* [Written exercise] Copy all of the data below verbatim, leaving out any pictures.

* [Source material]
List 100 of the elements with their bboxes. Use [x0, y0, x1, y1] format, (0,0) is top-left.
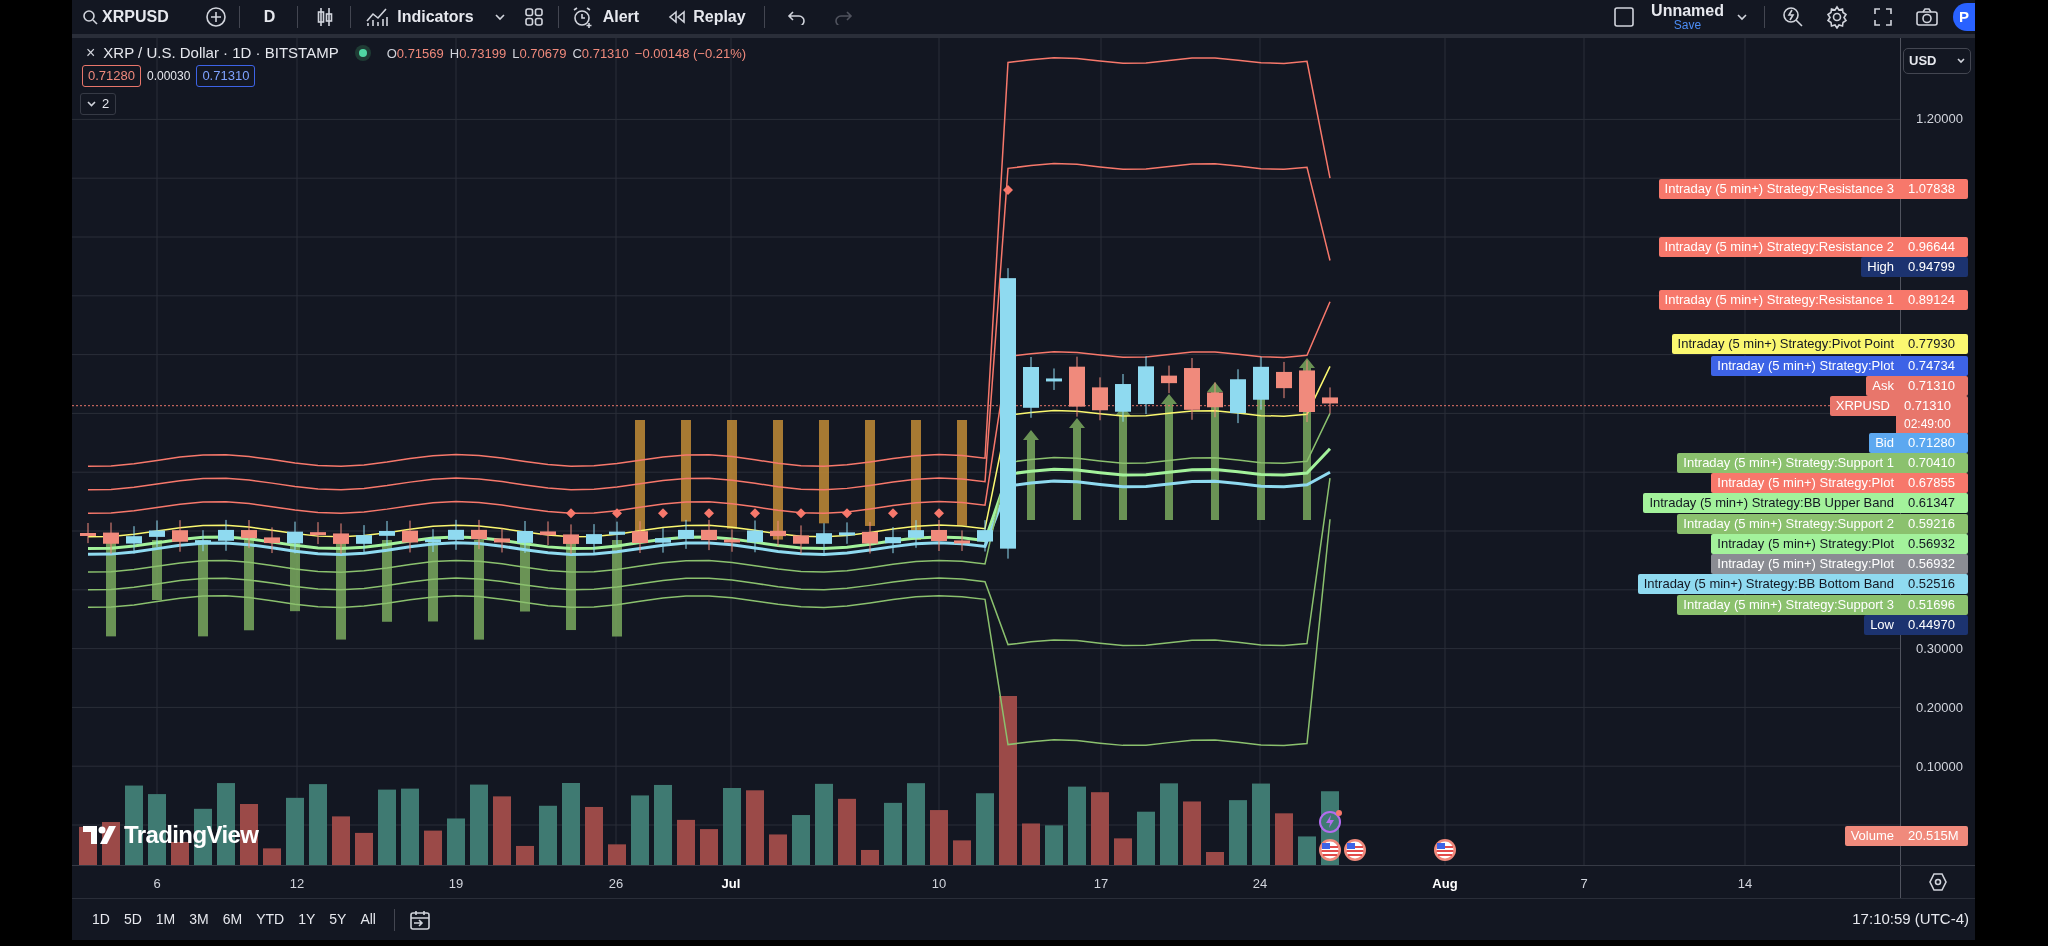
currency-dropdown[interactable]: USD — [1903, 48, 1971, 74]
volume-bar — [1206, 852, 1224, 865]
caret-icon[interactable] — [1736, 13, 1748, 21]
diamond-marker — [658, 508, 668, 519]
range-button[interactable]: All — [356, 905, 380, 934]
candle — [1092, 376, 1108, 421]
time-tick: 6 — [153, 875, 161, 893]
price-change: −0.00148 (−0.21%) — [634, 44, 747, 63]
volume-bar — [424, 830, 442, 865]
volume-bar — [1298, 836, 1316, 865]
candle — [402, 520, 418, 553]
volume-bar — [332, 816, 350, 865]
range-button[interactable]: 3M — [185, 905, 213, 934]
fullscreen-icon[interactable] — [1873, 7, 1893, 27]
add-symbol-icon[interactable] — [204, 6, 227, 28]
volume-bar — [1045, 825, 1063, 865]
candle — [724, 528, 740, 553]
rewind-icon[interactable] — [667, 9, 688, 25]
price-tag: 0.56932 — [1900, 534, 1968, 554]
volume-bar — [585, 806, 603, 865]
range-button[interactable]: YTD — [252, 905, 289, 934]
series-label: Intraday (5 min+) Strategy:Resistance 2 — [1658, 237, 1900, 257]
spread-value: 0.00030 — [147, 68, 191, 85]
candle — [517, 520, 533, 554]
chevron-down-icon[interactable] — [87, 101, 96, 107]
collapse-indicators-button[interactable]: 2 — [80, 93, 117, 115]
volume-bar — [1022, 823, 1040, 865]
price-tag: 0.61347 — [1900, 493, 1968, 513]
bid-price-button[interactable]: 0.71280 — [82, 65, 141, 87]
series-label: Intraday (5 min+) Strategy:Resistance 3 — [1658, 179, 1900, 199]
range-button[interactable]: 6M — [218, 905, 247, 934]
calendar-icon[interactable] — [409, 908, 431, 931]
price-tick: 1.20000 — [1916, 112, 1963, 125]
range-button[interactable]: 1D — [88, 905, 114, 934]
templates-icon[interactable] — [523, 7, 544, 27]
volume-bar — [792, 815, 810, 865]
price-tag: 0.59216 — [1900, 514, 1968, 534]
settings-icon[interactable] — [1928, 872, 1948, 892]
series-label: Intraday (5 min+) Strategy:Pivot Point — [1671, 334, 1900, 354]
replay-button[interactable]: Replay — [667, 3, 746, 31]
candle — [816, 522, 832, 555]
volume-bar — [447, 818, 465, 865]
candle — [678, 519, 694, 550]
ask-price-button[interactable]: 0.71310 — [196, 65, 256, 87]
candle — [103, 522, 119, 555]
time-tick: 17 — [1093, 875, 1109, 893]
time-tick: 14 — [1737, 875, 1753, 893]
caret-icon[interactable] — [1957, 58, 1965, 64]
layout-name[interactable]: Unnamed — [1651, 3, 1724, 19]
price-tag: 0.89124 — [1900, 290, 1968, 310]
diamond-marker — [1003, 184, 1013, 195]
candle — [540, 520, 556, 546]
signal-bar — [290, 540, 300, 612]
chart-icon[interactable] — [365, 7, 390, 27]
series-label: Intraday (5 min+) Strategy:Plot — [1711, 554, 1900, 574]
market-status-icon — [354, 45, 371, 62]
caret-icon[interactable] — [493, 13, 506, 21]
flag-icon[interactable] — [1343, 838, 1367, 862]
range-button[interactable]: 5Y — [325, 905, 351, 934]
volume-bar — [1183, 801, 1201, 865]
lightning-icon[interactable] — [1318, 809, 1344, 833]
settings-icon[interactable] — [1825, 5, 1849, 29]
candle — [425, 528, 441, 553]
price-tag: 0.71280 — [1900, 433, 1968, 453]
series-label: Intraday (5 min+) Strategy:Plot — [1711, 534, 1900, 554]
candle — [448, 519, 464, 551]
candle — [80, 522, 96, 544]
series-label: High — [1861, 257, 1900, 277]
candle — [1299, 359, 1315, 423]
candle — [494, 527, 510, 553]
range-button[interactable]: 1M — [151, 905, 180, 934]
undo-icon[interactable] — [786, 9, 807, 25]
quick-search-icon[interactable] — [1781, 5, 1805, 29]
symbol-title: XRP / U.S. Dollar · 1D · BITSTAMP — [103, 43, 339, 63]
volume-bar — [884, 802, 902, 865]
close-button[interactable]: × — [86, 45, 96, 62]
candle — [1161, 365, 1177, 394]
flag-icon[interactable] — [1433, 838, 1457, 862]
flag-icon[interactable] — [1318, 838, 1342, 862]
publish-button[interactable]: P — [1953, 3, 1975, 31]
symbol-search-button[interactable]: XRPUSD — [80, 3, 171, 31]
candles-icon[interactable] — [316, 6, 335, 28]
volume-bar — [1114, 838, 1132, 865]
candle — [563, 523, 579, 555]
diamond-marker — [612, 508, 622, 519]
range-button[interactable]: 5D — [119, 905, 146, 934]
save-link[interactable]: Save — [1673, 19, 1702, 31]
signal-bar — [152, 540, 162, 600]
layout-square-icon[interactable] — [1613, 6, 1636, 28]
time-tick: Aug — [1432, 875, 1458, 893]
indicators-button[interactable]: Indicators — [365, 3, 474, 31]
interval-button[interactable]: D — [259, 3, 280, 31]
range-button[interactable]: 1Y — [294, 905, 320, 934]
search-icon[interactable] — [82, 9, 98, 25]
candle — [1046, 367, 1062, 391]
camera-icon[interactable] — [1915, 7, 1939, 27]
price-tag: 0.71310 — [1900, 376, 1968, 396]
alert-button[interactable]: Alert — [570, 3, 640, 31]
time-tick: 24 — [1252, 875, 1268, 893]
time-tick: 10 — [931, 875, 947, 893]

* [Solution for this exercise]
List 100 of the elements with their bboxes. Use [x0, y0, x1, y1] format, (0,0) is top-left.
currency-dropdown[interactable]: USD — [1903, 48, 1971, 74]
volume-bar — [1206, 852, 1224, 865]
caret-icon[interactable] — [1736, 13, 1748, 21]
diamond-marker — [658, 508, 668, 519]
range-button[interactable]: All — [356, 905, 380, 934]
candle — [1092, 376, 1108, 421]
time-tick: 6 — [153, 875, 161, 893]
price-change: −0.00148 (−0.21%) — [634, 44, 747, 63]
volume-bar — [424, 830, 442, 865]
volume-bar — [1298, 836, 1316, 865]
candle — [402, 520, 418, 553]
volume-bar — [332, 816, 350, 865]
range-button[interactable]: 3M — [185, 905, 213, 934]
fullscreen-icon[interactable] — [1873, 7, 1893, 27]
add-symbol-icon[interactable] — [204, 6, 227, 28]
volume-bar — [1045, 825, 1063, 865]
candle — [724, 528, 740, 553]
rewind-icon[interactable] — [667, 9, 688, 25]
price-tag: 0.56932 — [1900, 534, 1968, 554]
volume-bar — [585, 806, 603, 865]
range-button[interactable]: YTD — [252, 905, 289, 934]
series-label: Intraday (5 min+) Strategy:Resistance 2 — [1658, 237, 1900, 257]
spread-value: 0.00030 — [147, 68, 191, 85]
candle — [517, 520, 533, 554]
chevron-down-icon[interactable] — [87, 101, 96, 107]
collapse-indicators-button[interactable]: 2 — [80, 93, 117, 115]
volume-bar — [1022, 823, 1040, 865]
price-tag: 0.61347 — [1900, 493, 1968, 513]
bid-price-button[interactable]: 0.71280 — [82, 65, 141, 87]
series-label: Intraday (5 min+) Strategy:Resistance 3 — [1658, 179, 1900, 199]
range-button[interactable]: 6M — [218, 905, 247, 934]
calendar-icon[interactable] — [409, 908, 431, 931]
price-tick: 1.20000 — [1916, 112, 1963, 125]
range-button[interactable]: 1D — [88, 905, 114, 934]
templates-icon[interactable] — [523, 7, 544, 27]
volume-bar — [792, 815, 810, 865]
price-tag: 0.59216 — [1900, 514, 1968, 534]
settings-icon[interactable] — [1928, 872, 1948, 892]
series-label: Intraday (5 min+) Strategy:Pivot Point — [1671, 334, 1900, 354]
replay-button[interactable]: Replay — [667, 3, 746, 31]
candle — [816, 522, 832, 555]
volume-bar — [447, 818, 465, 865]
candle — [678, 519, 694, 550]
ask-price-button[interactable]: 0.71310 — [196, 65, 256, 87]
candle — [103, 522, 119, 555]
time-tick: 17 — [1093, 875, 1109, 893]
time-tick: 14 — [1737, 875, 1753, 893]
caret-icon[interactable] — [1957, 58, 1965, 64]
layout-name[interactable]: Unnamed — [1651, 3, 1724, 19]
price-tag: 0.89124 — [1900, 290, 1968, 310]
diamond-marker — [1003, 184, 1013, 195]
candle — [540, 520, 556, 546]
signal-bar — [290, 540, 300, 612]
chart-icon[interactable] — [365, 7, 390, 27]
series-label: Intraday (5 min+) Strategy:Plot — [1711, 554, 1900, 574]
market-status-icon — [354, 45, 371, 62]
caret-icon[interactable] — [493, 13, 506, 21]
flag-icon[interactable] — [1343, 838, 1367, 862]
range-button[interactable]: 5Y — [325, 905, 351, 934]
volume-bar — [1183, 801, 1201, 865]
lightning-icon[interactable] — [1318, 809, 1344, 833]
settings-icon[interactable] — [1825, 5, 1849, 29]
candle — [425, 528, 441, 553]
price-tag: 0.71280 — [1900, 433, 1968, 453]
series-label: Intraday (5 min+) Strategy:Plot — [1711, 534, 1900, 554]
candle — [448, 519, 464, 551]
candle — [80, 522, 96, 544]
series-label: High — [1861, 257, 1900, 277]
candle — [1299, 359, 1315, 423]
candle — [494, 527, 510, 553]
range-button[interactable]: 1M — [151, 905, 180, 934]
undo-icon[interactable] — [786, 9, 807, 25]
quick-search-icon[interactable] — [1781, 5, 1805, 29]
symbol-title: XRP / U.S. Dollar · 1D · BITSTAMP — [103, 43, 339, 63]
volume-bar — [884, 802, 902, 865]
close-button[interactable]: × — [86, 45, 96, 62]
candle — [1161, 365, 1177, 394]
flag-icon[interactable] — [1433, 838, 1457, 862]
flag-icon[interactable] — [1318, 838, 1342, 862]
publish-button[interactable]: P — [1953, 3, 1975, 31]
symbol-search-button[interactable]: XRPUSD — [80, 3, 171, 31]
candles-icon[interactable] — [316, 6, 335, 28]
volume-bar — [1114, 838, 1132, 865]
candle — [563, 523, 579, 555]
diamond-marker — [612, 508, 622, 519]
range-button[interactable]: 5D — [119, 905, 146, 934]
save-link[interactable]: Save — [1673, 19, 1702, 31]
signal-bar — [152, 540, 162, 600]
layout-square-icon[interactable] — [1613, 6, 1636, 28]
time-tick: Aug — [1432, 875, 1458, 893]
indicators-button[interactable]: Indicators — [365, 3, 474, 31]
interval-button[interactable]: D — [259, 3, 280, 31]
range-button[interactable]: 1Y — [294, 905, 320, 934]
search-icon[interactable] — [82, 9, 98, 25]
candle — [1046, 367, 1062, 391]
camera-icon[interactable] — [1915, 7, 1939, 27]
price-tag: 0.71310 — [1900, 376, 1968, 396]
alert-button[interactable]: Alert — [570, 3, 640, 31]
time-tick: 24 — [1252, 875, 1268, 893]
time-tick: 10 — [931, 875, 947, 893]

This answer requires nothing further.